╭─ DATA SUPPLIED

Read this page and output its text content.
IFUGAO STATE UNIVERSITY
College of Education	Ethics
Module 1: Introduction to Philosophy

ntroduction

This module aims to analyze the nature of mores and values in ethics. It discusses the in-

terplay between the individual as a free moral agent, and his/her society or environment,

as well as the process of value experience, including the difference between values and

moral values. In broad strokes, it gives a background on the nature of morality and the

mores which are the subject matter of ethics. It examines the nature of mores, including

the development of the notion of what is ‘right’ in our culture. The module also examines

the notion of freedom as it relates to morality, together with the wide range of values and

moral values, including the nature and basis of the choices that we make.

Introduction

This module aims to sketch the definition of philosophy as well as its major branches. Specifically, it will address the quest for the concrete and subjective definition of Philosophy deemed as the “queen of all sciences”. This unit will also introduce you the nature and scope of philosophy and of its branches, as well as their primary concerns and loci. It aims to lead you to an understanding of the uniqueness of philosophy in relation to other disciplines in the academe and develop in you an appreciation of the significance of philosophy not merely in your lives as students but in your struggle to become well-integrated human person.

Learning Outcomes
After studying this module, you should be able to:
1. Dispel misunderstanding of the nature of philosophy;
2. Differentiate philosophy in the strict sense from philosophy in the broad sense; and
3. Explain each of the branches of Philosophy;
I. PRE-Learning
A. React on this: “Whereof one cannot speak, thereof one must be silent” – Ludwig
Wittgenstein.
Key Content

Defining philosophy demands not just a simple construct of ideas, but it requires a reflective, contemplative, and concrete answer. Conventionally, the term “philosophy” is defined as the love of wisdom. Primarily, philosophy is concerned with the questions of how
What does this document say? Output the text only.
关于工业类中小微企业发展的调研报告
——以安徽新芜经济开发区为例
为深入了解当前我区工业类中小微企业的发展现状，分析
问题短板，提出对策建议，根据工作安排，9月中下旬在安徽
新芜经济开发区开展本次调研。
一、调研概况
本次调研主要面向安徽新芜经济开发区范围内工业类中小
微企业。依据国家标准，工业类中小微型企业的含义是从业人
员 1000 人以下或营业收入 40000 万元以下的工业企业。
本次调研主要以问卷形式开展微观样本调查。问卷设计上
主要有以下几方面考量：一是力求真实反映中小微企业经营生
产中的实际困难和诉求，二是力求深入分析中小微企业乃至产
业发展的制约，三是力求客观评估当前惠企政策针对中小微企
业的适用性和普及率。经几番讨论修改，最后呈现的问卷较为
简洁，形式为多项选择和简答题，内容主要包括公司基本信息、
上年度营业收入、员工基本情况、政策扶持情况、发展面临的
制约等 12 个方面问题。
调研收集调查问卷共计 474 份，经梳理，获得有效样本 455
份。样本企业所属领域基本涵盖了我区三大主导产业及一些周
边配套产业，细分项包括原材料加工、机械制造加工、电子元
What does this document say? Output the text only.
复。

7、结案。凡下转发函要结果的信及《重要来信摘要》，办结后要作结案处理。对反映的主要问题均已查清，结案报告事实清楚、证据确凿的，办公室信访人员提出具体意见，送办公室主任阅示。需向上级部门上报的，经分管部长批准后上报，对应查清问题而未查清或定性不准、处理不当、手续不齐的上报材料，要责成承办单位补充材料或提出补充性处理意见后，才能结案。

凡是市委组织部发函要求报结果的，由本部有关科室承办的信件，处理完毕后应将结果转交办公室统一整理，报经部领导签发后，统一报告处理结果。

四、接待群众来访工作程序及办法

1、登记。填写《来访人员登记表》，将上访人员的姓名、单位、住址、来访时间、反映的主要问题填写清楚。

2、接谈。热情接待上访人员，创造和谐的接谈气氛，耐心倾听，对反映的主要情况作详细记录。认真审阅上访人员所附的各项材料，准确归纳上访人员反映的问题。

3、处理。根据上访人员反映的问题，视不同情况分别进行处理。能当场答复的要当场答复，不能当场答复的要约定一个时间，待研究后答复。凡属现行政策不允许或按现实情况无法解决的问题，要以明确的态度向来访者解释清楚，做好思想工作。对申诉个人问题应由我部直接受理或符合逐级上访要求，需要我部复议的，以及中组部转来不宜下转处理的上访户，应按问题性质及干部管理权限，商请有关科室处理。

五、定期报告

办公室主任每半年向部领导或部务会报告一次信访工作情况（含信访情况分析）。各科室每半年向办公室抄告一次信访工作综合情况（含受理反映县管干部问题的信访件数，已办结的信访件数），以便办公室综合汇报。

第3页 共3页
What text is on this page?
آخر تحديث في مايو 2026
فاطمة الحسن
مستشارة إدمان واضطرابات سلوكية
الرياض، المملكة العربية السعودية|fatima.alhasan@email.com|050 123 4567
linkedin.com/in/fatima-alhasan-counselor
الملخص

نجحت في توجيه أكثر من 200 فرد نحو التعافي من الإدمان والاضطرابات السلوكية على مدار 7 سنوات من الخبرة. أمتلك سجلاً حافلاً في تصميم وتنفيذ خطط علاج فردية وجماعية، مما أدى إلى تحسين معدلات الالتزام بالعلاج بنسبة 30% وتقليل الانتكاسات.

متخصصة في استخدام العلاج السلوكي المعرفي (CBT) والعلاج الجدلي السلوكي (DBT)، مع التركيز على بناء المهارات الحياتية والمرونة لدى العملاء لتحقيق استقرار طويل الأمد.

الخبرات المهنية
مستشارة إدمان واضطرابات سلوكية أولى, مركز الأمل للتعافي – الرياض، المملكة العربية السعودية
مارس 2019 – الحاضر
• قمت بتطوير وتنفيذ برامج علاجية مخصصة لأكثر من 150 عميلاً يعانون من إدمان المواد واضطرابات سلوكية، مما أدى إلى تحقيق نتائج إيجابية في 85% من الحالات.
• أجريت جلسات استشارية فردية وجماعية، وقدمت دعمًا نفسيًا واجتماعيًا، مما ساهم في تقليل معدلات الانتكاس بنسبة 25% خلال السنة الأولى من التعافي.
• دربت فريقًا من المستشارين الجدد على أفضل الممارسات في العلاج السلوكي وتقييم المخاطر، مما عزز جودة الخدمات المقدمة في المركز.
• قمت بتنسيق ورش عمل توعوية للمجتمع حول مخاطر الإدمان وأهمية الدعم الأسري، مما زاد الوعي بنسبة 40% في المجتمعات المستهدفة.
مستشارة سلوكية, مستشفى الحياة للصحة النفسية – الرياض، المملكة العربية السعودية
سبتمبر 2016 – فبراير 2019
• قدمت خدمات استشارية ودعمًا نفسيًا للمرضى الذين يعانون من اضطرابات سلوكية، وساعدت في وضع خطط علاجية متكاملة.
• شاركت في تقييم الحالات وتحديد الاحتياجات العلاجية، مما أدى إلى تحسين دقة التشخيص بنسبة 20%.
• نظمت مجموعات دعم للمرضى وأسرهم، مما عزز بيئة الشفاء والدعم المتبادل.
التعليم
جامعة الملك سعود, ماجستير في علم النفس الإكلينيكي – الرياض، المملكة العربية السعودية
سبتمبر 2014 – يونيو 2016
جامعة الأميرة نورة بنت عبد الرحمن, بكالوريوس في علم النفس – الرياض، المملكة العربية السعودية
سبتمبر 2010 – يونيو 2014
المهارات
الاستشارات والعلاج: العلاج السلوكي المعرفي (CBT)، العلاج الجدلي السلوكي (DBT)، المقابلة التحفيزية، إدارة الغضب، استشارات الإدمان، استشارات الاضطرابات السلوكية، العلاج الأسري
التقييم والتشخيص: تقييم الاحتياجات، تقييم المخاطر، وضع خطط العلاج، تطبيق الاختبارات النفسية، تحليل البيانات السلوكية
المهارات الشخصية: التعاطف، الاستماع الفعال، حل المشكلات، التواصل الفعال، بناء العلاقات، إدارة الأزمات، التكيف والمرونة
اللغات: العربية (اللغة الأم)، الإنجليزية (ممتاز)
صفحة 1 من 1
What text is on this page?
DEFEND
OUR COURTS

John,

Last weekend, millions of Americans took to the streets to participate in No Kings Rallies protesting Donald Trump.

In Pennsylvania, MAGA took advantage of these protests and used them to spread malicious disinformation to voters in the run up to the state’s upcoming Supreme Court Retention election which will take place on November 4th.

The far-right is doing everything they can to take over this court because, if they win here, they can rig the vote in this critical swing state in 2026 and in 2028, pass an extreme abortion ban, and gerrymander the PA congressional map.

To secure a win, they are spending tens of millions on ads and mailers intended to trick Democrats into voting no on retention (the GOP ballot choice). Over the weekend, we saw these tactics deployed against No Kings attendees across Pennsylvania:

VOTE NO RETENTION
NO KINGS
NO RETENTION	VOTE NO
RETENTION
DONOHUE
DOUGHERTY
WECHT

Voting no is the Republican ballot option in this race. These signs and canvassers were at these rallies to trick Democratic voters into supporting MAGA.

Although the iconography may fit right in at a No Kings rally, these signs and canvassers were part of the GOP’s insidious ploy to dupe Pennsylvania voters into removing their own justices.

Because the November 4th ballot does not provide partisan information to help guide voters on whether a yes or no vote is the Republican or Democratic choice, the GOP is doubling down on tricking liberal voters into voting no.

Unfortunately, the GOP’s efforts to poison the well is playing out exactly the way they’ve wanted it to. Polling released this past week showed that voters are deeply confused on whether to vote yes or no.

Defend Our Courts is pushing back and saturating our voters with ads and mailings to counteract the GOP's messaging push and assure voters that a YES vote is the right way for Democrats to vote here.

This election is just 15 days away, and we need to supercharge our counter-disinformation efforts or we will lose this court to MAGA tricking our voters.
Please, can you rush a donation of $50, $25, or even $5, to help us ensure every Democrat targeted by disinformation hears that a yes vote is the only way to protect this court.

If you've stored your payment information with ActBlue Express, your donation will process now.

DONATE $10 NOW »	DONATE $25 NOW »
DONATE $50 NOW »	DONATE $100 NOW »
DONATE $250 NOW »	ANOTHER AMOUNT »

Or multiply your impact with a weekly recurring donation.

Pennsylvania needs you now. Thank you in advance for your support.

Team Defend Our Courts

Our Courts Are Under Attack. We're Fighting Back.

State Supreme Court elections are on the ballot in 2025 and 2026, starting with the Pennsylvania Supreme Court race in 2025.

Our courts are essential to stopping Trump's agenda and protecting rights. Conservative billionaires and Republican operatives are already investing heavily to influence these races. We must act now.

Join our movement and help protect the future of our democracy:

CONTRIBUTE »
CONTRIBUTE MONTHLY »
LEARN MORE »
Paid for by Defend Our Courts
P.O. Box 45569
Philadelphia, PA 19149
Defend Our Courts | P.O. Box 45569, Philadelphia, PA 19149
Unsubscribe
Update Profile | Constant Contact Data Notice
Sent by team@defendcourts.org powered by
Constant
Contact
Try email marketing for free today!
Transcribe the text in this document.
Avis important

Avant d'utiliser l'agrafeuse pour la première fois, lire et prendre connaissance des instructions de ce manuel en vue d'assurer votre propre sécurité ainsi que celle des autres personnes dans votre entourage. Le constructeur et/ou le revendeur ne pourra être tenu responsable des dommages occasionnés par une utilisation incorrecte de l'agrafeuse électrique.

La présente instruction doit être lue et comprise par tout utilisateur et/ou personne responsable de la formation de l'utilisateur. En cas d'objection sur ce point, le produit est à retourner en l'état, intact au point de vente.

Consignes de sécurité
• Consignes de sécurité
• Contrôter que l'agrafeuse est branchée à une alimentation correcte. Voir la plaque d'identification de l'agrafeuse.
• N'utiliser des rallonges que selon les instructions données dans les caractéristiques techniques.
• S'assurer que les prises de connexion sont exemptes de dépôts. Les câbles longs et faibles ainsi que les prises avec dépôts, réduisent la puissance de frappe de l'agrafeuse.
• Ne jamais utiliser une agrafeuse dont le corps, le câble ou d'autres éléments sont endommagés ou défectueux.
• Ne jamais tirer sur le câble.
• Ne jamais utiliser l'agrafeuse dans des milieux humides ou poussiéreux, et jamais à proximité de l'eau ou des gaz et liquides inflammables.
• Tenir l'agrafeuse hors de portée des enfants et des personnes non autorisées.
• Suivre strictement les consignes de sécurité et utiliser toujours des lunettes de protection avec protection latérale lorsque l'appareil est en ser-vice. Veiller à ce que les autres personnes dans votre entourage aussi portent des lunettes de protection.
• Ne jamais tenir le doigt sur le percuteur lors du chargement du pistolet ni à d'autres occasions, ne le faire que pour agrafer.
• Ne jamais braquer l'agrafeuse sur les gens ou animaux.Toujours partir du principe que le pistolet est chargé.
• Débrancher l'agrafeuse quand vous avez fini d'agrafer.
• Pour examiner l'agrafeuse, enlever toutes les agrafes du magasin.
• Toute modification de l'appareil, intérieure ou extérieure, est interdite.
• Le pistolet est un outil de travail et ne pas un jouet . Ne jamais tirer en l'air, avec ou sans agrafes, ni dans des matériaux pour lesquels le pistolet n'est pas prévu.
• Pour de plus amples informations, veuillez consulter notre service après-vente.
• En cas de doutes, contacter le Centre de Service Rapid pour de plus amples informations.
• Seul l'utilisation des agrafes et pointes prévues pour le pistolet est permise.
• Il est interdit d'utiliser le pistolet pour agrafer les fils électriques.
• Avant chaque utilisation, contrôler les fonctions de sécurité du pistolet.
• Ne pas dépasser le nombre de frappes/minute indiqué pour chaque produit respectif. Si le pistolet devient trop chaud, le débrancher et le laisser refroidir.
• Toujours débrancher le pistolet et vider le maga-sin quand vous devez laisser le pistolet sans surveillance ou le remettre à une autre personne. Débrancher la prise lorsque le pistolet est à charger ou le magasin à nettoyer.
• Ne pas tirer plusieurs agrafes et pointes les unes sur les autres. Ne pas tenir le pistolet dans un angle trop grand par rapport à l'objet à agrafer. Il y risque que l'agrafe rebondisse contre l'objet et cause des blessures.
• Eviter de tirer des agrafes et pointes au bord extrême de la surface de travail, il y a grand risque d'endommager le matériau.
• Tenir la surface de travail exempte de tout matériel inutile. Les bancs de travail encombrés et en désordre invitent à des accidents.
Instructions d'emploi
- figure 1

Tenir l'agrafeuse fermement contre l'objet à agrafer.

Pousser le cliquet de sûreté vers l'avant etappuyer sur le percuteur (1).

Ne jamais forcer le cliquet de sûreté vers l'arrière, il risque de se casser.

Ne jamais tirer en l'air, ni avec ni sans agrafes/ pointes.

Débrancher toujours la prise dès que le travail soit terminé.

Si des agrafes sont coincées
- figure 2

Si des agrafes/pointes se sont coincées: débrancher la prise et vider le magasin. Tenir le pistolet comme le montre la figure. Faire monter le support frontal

╰─

[WHAT YOU NEED TO DO] Find all the lines containing "Democratic" in the material, then copy them.

[TASK OUTPUT]
Voting no is the Republican ballot option in this race. These signs and canvassers were at these rallies to trick Democratic voters into supporting MAGA.
Because the November 4th ballot does not provide partisan information to help guide voters on whether a yes or no vote is the Republican or Democratic choice, the GOP is doubling down on tricking liberal voters into voting no.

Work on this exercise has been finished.